PROBLEM DESCRIPTION
Repeat the material exactly, leaving nothing out.

MATERIAL FOR THIS TASK
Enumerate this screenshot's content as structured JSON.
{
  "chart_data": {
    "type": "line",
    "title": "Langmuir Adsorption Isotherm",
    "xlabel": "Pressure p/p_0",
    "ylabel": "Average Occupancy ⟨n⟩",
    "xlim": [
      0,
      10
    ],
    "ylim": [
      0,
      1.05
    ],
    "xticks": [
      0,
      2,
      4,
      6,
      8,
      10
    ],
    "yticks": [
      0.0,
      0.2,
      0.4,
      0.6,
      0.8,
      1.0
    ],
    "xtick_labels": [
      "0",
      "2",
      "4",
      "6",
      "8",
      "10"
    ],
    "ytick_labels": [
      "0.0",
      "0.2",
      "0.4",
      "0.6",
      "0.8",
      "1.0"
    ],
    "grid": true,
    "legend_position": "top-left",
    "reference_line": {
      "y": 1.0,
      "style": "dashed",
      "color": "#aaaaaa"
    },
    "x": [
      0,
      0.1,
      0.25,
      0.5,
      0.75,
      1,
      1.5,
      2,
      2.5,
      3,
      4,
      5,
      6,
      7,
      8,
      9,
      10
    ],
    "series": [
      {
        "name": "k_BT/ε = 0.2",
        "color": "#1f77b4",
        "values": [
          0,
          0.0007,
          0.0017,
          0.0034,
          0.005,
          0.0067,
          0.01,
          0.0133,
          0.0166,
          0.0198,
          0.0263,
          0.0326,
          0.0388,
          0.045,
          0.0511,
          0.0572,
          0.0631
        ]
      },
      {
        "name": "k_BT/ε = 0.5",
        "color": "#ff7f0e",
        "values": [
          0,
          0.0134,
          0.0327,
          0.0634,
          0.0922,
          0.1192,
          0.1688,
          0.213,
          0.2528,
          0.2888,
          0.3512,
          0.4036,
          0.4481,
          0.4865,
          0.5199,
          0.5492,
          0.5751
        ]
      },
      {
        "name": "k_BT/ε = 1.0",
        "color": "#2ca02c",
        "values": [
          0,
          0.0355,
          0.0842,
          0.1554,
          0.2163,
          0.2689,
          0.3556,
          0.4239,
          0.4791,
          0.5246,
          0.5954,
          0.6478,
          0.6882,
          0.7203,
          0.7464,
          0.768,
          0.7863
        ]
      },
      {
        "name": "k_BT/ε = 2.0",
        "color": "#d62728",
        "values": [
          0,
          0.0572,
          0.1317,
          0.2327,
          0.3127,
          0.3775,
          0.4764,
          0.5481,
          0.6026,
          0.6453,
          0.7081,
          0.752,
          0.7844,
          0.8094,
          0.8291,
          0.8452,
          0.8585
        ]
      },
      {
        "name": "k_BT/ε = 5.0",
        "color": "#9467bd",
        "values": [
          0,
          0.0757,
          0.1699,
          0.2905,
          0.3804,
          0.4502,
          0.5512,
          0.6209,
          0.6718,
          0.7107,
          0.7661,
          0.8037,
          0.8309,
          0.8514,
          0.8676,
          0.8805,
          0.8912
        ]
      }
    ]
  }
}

SOLUTION TO THIS TASK
Enumerate this screenshot's content as structured JSON.
{
  "chart_data": {
    "type": "line",
    "title": "Langmuir Adsorption Isotherm",
    "xlabel": "Pressure p/p_0",
    "ylabel": "Average Occupancy ⟨n⟩",
    "xlim": [
      0,
      10
    ],
    "ylim": [
      0,
      1.05
    ],
    "xticks": [
      0,
      2,
      4,
      6,
      8,
      10
    ],
    "yticks": [
      0.0,
      0.2,
      0.4,
      0.6,
      0.8,
      1.0
    ],
    "xtick_labels": [
      "0",
      "2",
      "4",
      "6",
      "8",
      "10"
    ],
    "ytick_labels": [
      "0.0",
      "0.2",
      "0.4",
      "0.6",
      "0.8",
      "1.0"
    ],
    "grid": true,
    "legend_position": "top-left",
    "reference_line": {
      "y": 1.0,
      "style": "dashed",
      "color": "#aaaaaa"
    },
    "x": [
      0,
      0.1,
      0.25,
      0.5,
      0.75,
      1,
      1.5,
      2,
      2.5,
      3,
      4,
      5,
      6,
      7,
      8,
      9,
      10
    ],
    "series": [
      {
        "name": "k_BT/ε = 0.2",
        "color": "#1f77b4",
        "values": [
          0,
          0.0007,
          0.0017,
          0.0034,
          0.005,
          0.0067,
          0.01,
          0.0133,
          0.0166,
          0.0198,
          0.0263,
          0.0326,
          0.0388,
          0.045,
          0.0511,
          0.0572,
          0.0631
        ]
      },
      {
        "name": "k_BT/ε = 0.5",
        "color": "#ff7f0e",
        "values": [
          0,
          0.0134,
          0.0327,
          0.0634,
          0.0922,
          0.1192,
          0.1688,
          0.213,
          0.2528,
          0.2888,
          0.3512,
          0.4036,
          0.4481,
          0.4865,
          0.5199,
          0.5492,
          0.5751
        ]
      },
      {
        "name": "k_BT/ε = 1.0",
        "color": "#2ca02c",
        "values": [
          0,
          0.0355,
          0.0842,
          0.1554,
          0.2163,
          0.2689,
          0.3556,
          0.4239,
          0.4791,
          0.5246,
          0.5954,
          0.6478,
          0.6882,
          0.7203,
          0.7464,
          0.768,
          0.7863
        ]
      },
      {
        "name": "k_BT/ε = 2.0",
        "color": "#d62728",
        "values": [
          0,
          0.0572,
          0.1317,
          0.2327,
          0.3127,
          0.3775,
          0.4764,
          0.5481,
          0.6026,
          0.6453,
          0.7081,
          0.752,
          0.7844,
          0.8094,
          0.8291,
          0.8452,
          0.8585
        ]
      },
      {
        "name": "k_BT/ε = 5.0",
        "color": "#9467bd",
        "values": [
          0,
          0.0757,
          0.1699,
          0.2905,
          0.3804,
          0.4502,
          0.5512,
          0.6209,
          0.6718,
          0.7107,
          0.7661,
          0.8037,
          0.8309,
          0.8514,
          0.8676,
          0.8805,
          0.8912
        ]
      }
    ]
  }
}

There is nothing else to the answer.